Input rows:
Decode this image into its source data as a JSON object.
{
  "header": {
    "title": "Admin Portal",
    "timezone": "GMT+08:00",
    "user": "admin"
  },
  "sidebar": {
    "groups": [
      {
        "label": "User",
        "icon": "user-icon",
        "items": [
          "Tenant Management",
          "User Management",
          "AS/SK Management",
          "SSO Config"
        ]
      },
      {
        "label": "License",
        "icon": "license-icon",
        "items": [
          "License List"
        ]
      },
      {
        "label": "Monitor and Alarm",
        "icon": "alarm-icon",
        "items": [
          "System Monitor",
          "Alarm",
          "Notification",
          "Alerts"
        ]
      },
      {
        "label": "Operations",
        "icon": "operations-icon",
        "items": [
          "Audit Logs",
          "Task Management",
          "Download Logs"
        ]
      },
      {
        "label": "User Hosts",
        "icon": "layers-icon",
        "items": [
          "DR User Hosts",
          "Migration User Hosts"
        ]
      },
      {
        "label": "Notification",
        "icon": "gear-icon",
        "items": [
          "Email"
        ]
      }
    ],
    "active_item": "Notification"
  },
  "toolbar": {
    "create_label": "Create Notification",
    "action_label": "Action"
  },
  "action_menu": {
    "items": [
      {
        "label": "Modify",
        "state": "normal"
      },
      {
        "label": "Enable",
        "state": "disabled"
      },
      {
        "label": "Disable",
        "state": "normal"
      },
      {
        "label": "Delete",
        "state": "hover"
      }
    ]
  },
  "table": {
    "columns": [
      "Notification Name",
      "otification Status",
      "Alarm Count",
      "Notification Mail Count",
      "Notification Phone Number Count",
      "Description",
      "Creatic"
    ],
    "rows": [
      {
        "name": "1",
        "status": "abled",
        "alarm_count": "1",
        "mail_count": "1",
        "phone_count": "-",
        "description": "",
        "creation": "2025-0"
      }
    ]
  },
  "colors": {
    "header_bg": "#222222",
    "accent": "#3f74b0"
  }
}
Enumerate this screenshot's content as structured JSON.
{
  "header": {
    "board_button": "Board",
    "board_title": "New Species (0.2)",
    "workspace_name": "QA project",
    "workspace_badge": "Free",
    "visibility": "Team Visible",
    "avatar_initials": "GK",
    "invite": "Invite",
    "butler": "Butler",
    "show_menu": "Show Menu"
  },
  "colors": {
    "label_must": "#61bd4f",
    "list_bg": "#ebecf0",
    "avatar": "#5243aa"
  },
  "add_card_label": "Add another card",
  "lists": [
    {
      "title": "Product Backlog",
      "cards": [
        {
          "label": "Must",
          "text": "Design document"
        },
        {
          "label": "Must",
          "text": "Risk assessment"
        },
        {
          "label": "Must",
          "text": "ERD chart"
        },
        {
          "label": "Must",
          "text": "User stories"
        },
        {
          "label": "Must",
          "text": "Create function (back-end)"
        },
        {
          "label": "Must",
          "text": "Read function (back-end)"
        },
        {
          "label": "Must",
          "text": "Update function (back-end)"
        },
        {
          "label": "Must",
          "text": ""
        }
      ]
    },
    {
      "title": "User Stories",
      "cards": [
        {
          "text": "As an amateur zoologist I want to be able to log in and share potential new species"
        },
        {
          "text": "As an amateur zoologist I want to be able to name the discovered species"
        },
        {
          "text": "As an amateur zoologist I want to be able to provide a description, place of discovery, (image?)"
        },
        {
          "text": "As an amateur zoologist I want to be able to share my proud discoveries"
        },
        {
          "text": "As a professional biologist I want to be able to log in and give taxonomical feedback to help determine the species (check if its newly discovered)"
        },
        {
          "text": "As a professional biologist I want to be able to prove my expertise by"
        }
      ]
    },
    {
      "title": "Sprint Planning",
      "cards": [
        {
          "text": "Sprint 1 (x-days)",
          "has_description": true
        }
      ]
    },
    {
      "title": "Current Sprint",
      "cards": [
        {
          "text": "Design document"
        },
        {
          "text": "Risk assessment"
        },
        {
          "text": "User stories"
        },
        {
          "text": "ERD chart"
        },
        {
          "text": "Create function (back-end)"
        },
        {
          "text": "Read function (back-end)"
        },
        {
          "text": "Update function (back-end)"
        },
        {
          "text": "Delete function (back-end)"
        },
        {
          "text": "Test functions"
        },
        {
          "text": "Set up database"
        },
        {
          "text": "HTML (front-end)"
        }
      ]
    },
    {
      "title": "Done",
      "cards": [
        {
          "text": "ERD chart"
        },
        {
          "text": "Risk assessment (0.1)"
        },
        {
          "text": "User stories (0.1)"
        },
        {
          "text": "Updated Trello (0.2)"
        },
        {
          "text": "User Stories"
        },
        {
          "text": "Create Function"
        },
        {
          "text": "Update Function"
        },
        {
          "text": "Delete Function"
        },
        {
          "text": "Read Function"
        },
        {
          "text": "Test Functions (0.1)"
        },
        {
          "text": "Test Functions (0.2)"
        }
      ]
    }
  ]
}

Task requirements:
What do the records say? Quote them all exactly.

Written solution:
Decode this image into its source data as a JSON object.
{
  "header": {
    "title": "Admin Portal",
    "timezone": "GMT+08:00",
    "user": "admin"
  },
  "sidebar": {
    "groups": [
      {
        "label": "User",
        "icon": "user-icon",
        "items": [
          "Tenant Management",
          "User Management",
          "AS/SK Management",
          "SSO Config"
        ]
      },
      {
        "label": "License",
        "icon": "license-icon",
        "items": [
          "License List"
        ]
      },
      {
        "label": "Monitor and Alarm",
        "icon": "alarm-icon",
        "items": [
          "System Monitor",
          "Alarm",
          "Notification",
          "Alerts"
        ]
      },
      {
        "label": "Operations",
        "icon": "operations-icon",
        "items": [
          "Audit Logs",
          "Task Management",
          "Download Logs"
        ]
      },
      {
        "label": "User Hosts",
        "icon": "layers-icon",
        "items": [
          "DR User Hosts",
          "Migration User Hosts"
        ]
      },
      {
        "label": "Notification",
        "icon": "gear-icon",
        "items": [
          "Email"
        ]
      }
    ],
    "active_item": "Notification"
  },
  "toolbar": {
    "create_label": "Create Notification",
    "action_label": "Action"
  },
  "action_menu": {
    "items": [
      {
        "label": "Modify",
        "state": "normal"
      },
      {
        "label": "Enable",
        "state": "disabled"
      },
      {
        "label": "Disable",
        "state": "normal"
      },
      {
        "label": "Delete",
        "state": "hover"
      }
    ]
  },
  "table": {
    "columns": [
      "Notification Name",
      "otification Status",
      "Alarm Count",
      "Notification Mail Count",
      "Notification Phone Number Count",
      "Description",
      "Creatic"
    ],
    "rows": [
      {
        "name": "1",
        "status": "abled",
        "alarm_count": "1",
        "mail_count": "1",
        "phone_count": "-",
        "description": "",
        "creation": "2025-0"
      }
    ]
  },
  "colors": {
    "header_bg": "#222222",
    "accent": "#3f74b0"
  }
}
Enumerate this screenshot's content as structured JSON.
{
  "header": {
    "board_button": "Board",
    "board_title": "New Species (0.2)",
    "workspace_name": "QA project",
    "workspace_badge": "Free",
    "visibility": "Team Visible",
    "avatar_initials": "GK",
    "invite": "Invite",
    "butler": "Butler",
    "show_menu": "Show Menu"
  },
  "colors": {
    "label_must": "#61bd4f",
    "list_bg": "#ebecf0",
    "avatar": "#5243aa"
  },
  "add_card_label": "Add another card",
  "lists": [
    {
      "title": "Product Backlog",
      "cards": [
        {
          "label": "Must",
          "text": "Design document"
        },
        {
          "label": "Must",
          "text": "Risk assessment"
        },
        {
          "label": "Must",
          "text": "ERD chart"
        },
        {
          "label": "Must",
          "text": "User stories"
        },
        {
          "label": "Must",
          "text": "Create function (back-end)"
        },
        {
          "label": "Must",
          "text": "Read function (back-end)"
        },
        {
          "label": "Must",
          "text": "Update function (back-end)"
        },
        {
          "label": "Must",
          "text": ""
        }
      ]
    },
    {
      "title": "User Stories",
      "cards": [
        {
          "text": "As an amateur zoologist I want to be able to log in and share potential new species"
        },
        {
          "text": "As an amateur zoologist I want to be able to name the discovered species"
        },
        {
          "text": "As an amateur zoologist I want to be able to provide a description, place of discovery, (image?)"
        },
        {
          "text": "As an amateur zoologist I want to be able to share my proud discoveries"
        },
        {
          "text": "As a professional biologist I want to be able to log in and give taxonomical feedback to help determine the species (check if its newly discovered)"
        },
        {
          "text": "As a professional biologist I want to be able to prove my expertise by"
        }
      ]
    },
    {
      "title": "Sprint Planning",
      "cards": [
        {
          "text": "Sprint 1 (x-days)",
          "has_description": true
        }
      ]
    },
    {
      "title": "Current Sprint",
      "cards": [
        {
          "text": "Design document"
        },
        {
          "text": "Risk assessment"
        },
        {
          "text": "User stories"
        },
        {
          "text": "ERD chart"
        },
        {
          "text": "Create function (back-end)"
        },
        {
          "text": "Read function (back-end)"
        },
        {
          "text": "Update function (back-end)"
        },
        {
          "text": "Delete function (back-end)"
        },
        {
          "text": "Test functions"
        },
        {
          "text": "Set up database"
        },
        {
          "text": "HTML (front-end)"
        }
      ]
    },
    {
      "title": "Done",
      "cards": [
        {
          "text": "ERD chart"
        },
        {
          "text": "Risk assessment (0.1)"
        },
        {
          "text": "User stories (0.1)"
        },
        {
          "text": "Updated Trello (0.2)"
        },
        {
          "text": "User Stories"
        },
        {
          "text": "Create Function"
        },
        {
          "text": "Update Function"
        },
        {
          "text": "Delete Function"
        },
        {
          "text": "Read Function"
        },
        {
          "text": "Test Functions (0.1)"
        },
        {
          "text": "Test Functions (0.2)"
        }
      ]
    }
  ]
}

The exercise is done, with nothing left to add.